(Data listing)
'''
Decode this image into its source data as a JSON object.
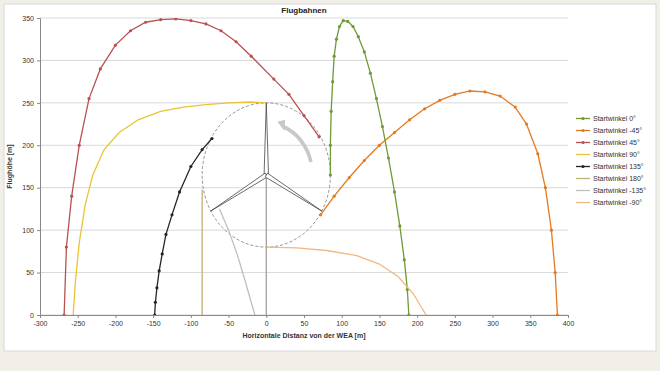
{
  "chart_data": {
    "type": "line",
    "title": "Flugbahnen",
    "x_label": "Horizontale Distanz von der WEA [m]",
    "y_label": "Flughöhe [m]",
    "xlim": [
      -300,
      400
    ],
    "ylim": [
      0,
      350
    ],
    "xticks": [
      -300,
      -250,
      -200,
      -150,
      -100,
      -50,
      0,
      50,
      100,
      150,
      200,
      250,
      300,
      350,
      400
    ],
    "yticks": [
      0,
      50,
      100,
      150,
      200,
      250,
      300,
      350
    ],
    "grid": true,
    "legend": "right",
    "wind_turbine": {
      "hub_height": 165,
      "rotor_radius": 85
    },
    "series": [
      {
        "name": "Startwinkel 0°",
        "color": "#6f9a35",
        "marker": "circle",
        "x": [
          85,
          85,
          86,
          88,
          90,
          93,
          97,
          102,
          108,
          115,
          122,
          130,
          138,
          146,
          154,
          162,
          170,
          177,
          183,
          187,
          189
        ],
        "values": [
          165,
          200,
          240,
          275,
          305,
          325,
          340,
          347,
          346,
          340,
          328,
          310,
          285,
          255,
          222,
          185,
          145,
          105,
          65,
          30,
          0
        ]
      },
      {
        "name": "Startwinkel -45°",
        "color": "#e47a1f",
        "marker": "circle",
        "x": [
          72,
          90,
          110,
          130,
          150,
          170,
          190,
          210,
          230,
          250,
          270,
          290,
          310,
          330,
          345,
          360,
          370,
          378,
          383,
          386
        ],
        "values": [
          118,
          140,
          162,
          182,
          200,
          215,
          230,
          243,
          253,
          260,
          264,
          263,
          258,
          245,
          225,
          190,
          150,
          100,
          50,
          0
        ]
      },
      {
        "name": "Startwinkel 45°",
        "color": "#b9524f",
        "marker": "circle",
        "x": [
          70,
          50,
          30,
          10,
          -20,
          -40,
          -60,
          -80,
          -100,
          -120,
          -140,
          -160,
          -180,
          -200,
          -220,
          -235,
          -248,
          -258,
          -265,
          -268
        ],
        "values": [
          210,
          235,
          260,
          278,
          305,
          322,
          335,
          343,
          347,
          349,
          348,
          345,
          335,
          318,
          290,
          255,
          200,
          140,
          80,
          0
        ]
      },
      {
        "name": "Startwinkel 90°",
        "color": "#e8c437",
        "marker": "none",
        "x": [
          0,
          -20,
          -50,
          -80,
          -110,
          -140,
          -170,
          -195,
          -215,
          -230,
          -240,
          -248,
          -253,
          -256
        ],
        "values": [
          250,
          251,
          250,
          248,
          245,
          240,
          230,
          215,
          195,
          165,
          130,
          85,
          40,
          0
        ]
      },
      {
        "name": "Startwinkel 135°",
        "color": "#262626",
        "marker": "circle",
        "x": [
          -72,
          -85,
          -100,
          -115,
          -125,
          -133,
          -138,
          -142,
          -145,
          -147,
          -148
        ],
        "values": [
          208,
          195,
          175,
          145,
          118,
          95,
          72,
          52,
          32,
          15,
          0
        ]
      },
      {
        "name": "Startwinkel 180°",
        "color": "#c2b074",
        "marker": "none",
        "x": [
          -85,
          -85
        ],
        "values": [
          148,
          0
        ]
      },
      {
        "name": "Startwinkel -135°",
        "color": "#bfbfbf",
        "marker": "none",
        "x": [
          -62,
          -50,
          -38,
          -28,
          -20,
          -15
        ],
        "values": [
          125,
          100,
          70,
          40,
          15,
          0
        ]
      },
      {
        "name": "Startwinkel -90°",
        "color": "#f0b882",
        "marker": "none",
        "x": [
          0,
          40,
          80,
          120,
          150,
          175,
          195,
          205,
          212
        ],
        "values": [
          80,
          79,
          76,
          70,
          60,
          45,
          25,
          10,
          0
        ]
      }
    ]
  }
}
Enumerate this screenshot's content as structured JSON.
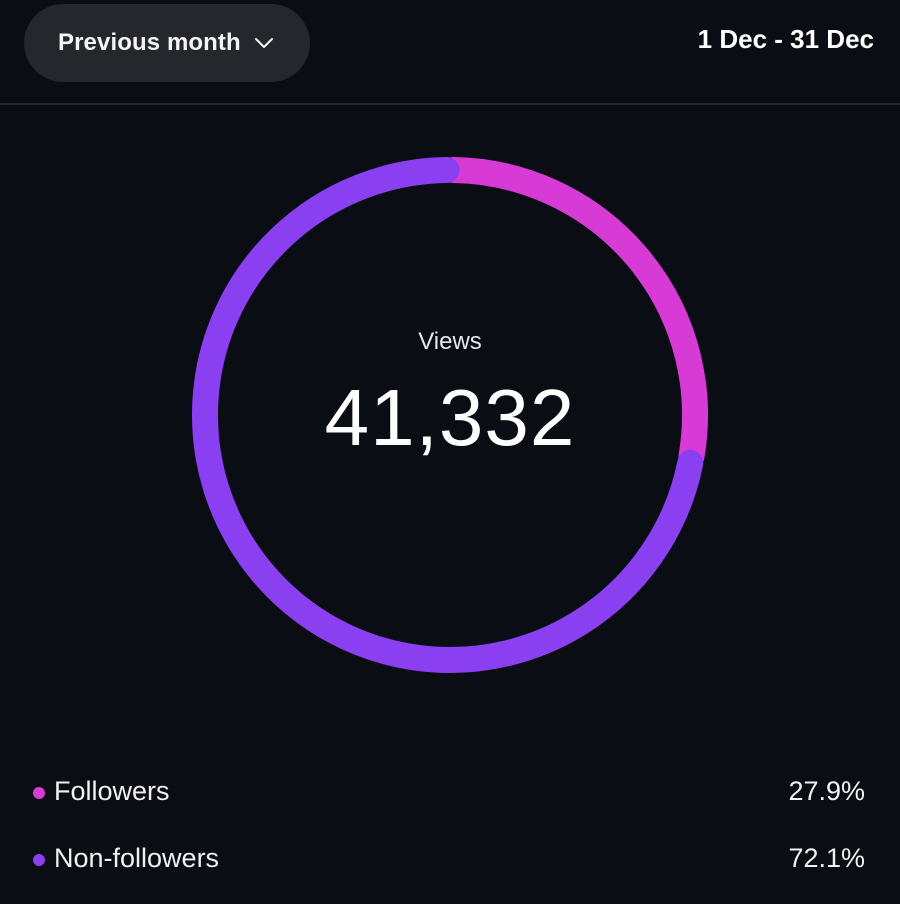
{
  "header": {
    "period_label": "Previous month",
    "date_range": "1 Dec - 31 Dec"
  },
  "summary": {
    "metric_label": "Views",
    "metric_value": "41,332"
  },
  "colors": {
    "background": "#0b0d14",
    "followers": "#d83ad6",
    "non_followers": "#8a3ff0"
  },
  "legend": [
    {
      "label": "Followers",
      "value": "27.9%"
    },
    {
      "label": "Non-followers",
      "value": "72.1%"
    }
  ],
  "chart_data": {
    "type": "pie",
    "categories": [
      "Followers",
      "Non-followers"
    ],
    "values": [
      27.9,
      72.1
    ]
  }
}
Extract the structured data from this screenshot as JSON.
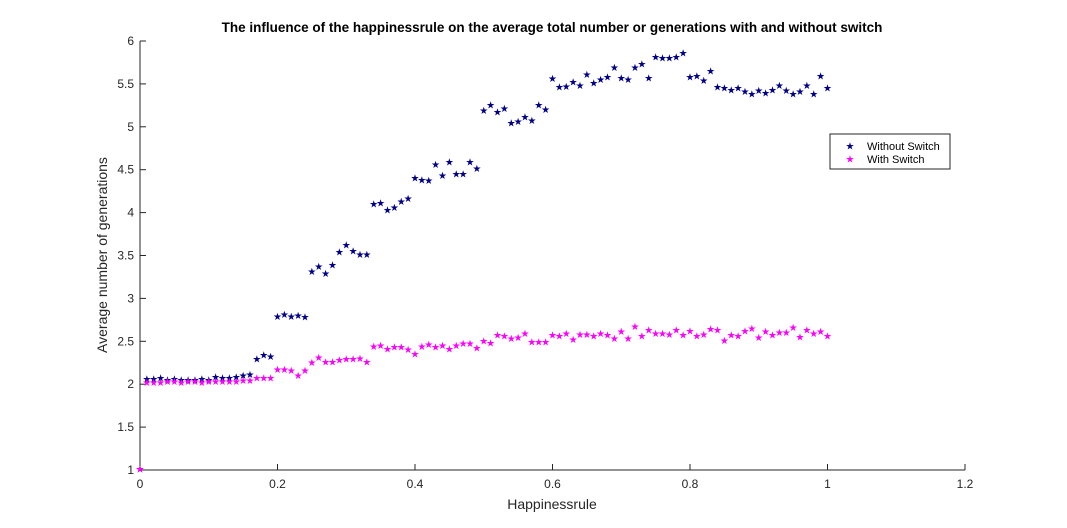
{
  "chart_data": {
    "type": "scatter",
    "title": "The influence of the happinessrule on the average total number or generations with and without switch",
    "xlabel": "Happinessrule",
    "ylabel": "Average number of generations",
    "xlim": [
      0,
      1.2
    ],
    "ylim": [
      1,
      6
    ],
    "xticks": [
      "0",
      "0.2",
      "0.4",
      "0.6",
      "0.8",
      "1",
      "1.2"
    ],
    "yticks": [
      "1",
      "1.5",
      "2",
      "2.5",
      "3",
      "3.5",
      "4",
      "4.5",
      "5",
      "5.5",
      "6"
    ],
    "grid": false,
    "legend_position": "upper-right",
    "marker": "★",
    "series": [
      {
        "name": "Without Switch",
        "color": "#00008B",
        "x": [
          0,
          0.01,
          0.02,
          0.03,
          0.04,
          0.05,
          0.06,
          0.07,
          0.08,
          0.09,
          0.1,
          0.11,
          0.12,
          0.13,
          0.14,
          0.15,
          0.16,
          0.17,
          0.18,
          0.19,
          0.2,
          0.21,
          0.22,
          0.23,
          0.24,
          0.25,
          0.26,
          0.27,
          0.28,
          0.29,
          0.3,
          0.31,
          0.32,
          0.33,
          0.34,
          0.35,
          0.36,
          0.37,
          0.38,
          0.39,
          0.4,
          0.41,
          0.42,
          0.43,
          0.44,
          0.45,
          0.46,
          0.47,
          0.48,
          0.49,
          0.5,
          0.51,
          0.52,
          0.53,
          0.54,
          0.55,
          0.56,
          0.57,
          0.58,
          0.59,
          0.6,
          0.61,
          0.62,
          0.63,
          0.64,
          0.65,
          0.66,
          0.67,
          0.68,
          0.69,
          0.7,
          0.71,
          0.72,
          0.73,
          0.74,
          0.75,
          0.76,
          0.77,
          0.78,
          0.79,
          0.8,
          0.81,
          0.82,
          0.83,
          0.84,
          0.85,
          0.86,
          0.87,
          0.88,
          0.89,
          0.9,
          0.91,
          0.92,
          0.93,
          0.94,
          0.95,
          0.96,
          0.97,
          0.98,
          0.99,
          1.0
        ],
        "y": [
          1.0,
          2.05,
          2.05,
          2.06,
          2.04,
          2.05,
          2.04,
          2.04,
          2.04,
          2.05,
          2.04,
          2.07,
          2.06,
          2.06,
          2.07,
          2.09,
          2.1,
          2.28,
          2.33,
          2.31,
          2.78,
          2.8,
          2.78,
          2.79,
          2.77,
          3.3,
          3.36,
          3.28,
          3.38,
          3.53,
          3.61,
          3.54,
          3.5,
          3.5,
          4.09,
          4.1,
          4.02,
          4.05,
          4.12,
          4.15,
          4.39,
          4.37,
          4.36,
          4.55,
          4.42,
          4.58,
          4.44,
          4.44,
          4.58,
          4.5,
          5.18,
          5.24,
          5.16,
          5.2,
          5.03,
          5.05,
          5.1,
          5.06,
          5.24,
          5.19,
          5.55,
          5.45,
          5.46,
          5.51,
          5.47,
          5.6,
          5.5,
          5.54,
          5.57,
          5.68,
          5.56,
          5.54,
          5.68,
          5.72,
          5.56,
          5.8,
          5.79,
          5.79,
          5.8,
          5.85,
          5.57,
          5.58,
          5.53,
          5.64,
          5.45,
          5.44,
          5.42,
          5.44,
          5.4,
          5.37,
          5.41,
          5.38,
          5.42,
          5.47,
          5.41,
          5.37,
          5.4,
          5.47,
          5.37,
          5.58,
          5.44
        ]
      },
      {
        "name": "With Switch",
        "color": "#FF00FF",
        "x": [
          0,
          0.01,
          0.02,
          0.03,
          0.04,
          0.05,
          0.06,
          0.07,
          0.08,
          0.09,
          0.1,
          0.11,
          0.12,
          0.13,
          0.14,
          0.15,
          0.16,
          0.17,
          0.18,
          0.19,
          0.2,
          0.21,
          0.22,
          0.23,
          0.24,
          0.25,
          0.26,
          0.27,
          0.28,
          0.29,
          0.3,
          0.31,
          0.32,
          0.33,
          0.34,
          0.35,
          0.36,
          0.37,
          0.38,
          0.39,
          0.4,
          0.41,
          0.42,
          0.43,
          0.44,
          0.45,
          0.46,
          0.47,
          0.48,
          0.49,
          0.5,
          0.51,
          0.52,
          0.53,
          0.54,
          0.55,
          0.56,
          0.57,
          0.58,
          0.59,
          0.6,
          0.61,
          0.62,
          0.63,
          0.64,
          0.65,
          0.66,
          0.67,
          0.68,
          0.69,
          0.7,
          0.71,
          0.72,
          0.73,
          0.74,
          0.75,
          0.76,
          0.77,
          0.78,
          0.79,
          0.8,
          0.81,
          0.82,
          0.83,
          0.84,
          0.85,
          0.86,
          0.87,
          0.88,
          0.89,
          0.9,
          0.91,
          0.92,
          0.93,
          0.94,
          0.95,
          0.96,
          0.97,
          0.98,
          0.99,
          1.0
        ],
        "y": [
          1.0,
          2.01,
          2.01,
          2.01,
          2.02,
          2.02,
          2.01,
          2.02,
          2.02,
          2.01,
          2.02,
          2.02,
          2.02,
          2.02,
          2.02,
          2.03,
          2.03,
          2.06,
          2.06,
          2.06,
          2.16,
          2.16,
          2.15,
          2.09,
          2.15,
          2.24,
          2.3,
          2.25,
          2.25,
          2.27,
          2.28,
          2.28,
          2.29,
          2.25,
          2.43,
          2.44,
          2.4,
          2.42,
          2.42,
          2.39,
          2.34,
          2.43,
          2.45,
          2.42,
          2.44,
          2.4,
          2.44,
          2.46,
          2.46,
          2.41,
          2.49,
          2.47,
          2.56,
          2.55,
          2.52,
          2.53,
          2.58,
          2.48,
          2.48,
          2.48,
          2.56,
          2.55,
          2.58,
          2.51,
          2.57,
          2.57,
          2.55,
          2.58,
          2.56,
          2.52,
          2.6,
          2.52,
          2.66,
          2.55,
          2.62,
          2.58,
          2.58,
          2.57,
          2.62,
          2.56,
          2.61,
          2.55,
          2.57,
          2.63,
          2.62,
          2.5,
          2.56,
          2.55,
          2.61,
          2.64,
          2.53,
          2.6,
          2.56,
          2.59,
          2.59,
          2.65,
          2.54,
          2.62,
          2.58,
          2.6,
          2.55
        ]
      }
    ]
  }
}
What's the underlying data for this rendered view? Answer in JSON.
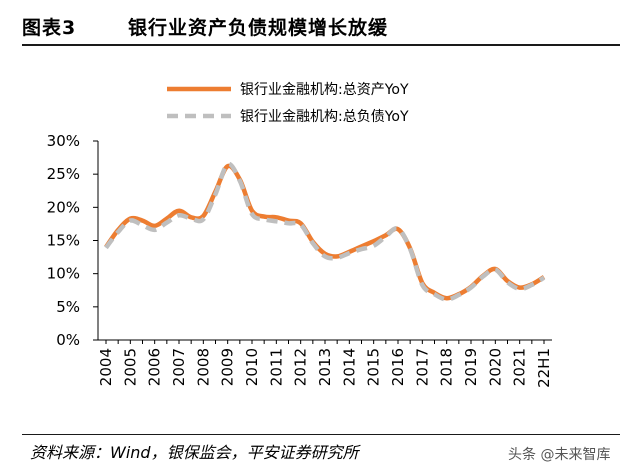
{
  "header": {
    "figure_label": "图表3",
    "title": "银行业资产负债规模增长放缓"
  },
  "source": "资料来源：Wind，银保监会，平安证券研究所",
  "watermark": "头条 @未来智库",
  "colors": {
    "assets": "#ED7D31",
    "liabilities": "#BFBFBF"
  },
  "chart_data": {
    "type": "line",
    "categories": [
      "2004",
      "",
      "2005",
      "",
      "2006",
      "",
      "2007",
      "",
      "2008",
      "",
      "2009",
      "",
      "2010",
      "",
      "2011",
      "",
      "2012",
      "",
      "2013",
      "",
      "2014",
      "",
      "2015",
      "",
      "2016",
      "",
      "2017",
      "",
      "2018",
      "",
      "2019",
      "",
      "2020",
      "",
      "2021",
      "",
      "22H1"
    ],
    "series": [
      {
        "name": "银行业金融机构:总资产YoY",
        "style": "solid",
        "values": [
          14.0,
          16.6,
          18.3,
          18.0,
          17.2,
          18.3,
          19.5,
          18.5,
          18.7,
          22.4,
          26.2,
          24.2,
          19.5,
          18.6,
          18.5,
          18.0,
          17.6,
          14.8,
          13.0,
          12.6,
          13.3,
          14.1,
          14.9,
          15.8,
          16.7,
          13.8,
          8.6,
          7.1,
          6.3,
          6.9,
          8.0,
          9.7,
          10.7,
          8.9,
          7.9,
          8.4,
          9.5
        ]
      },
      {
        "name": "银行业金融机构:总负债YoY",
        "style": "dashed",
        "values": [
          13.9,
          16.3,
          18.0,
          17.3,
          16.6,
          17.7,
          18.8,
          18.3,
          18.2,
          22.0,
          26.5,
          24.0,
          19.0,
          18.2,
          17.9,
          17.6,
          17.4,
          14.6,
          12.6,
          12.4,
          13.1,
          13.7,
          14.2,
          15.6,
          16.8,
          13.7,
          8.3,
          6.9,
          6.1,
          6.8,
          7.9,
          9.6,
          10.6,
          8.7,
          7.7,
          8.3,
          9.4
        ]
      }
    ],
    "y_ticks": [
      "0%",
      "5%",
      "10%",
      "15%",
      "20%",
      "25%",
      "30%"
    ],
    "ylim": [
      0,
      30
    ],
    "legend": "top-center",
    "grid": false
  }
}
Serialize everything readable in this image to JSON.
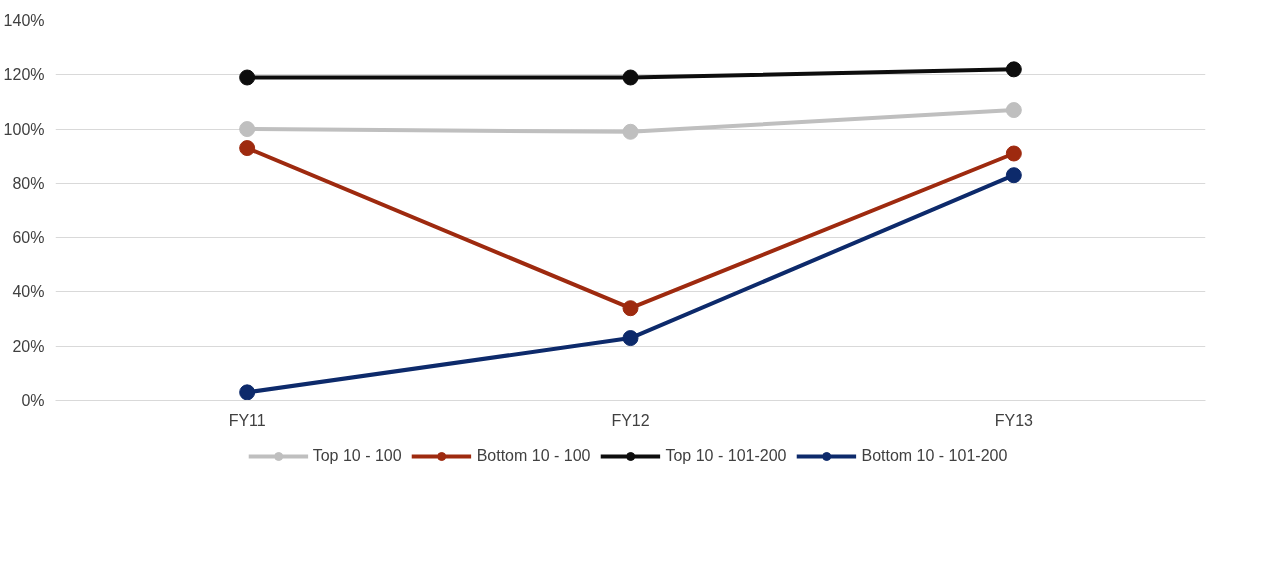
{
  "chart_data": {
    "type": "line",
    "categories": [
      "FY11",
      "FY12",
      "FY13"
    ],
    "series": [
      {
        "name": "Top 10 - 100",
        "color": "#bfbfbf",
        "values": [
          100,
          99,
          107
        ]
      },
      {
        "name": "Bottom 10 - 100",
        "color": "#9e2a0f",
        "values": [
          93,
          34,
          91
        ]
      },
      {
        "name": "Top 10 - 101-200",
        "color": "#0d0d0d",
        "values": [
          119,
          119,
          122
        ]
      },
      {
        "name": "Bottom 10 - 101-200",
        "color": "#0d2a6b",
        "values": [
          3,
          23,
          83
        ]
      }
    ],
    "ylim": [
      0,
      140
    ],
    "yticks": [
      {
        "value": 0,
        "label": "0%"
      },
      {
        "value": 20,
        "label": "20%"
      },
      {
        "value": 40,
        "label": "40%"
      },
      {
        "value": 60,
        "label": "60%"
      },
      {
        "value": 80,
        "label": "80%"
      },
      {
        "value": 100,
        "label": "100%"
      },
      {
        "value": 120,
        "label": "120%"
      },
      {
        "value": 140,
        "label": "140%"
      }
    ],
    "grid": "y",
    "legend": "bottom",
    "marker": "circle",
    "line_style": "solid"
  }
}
'''
*Instructions for the task:* Answer with one number: how many lines in the listing hold "grid".

*Task answer:* 4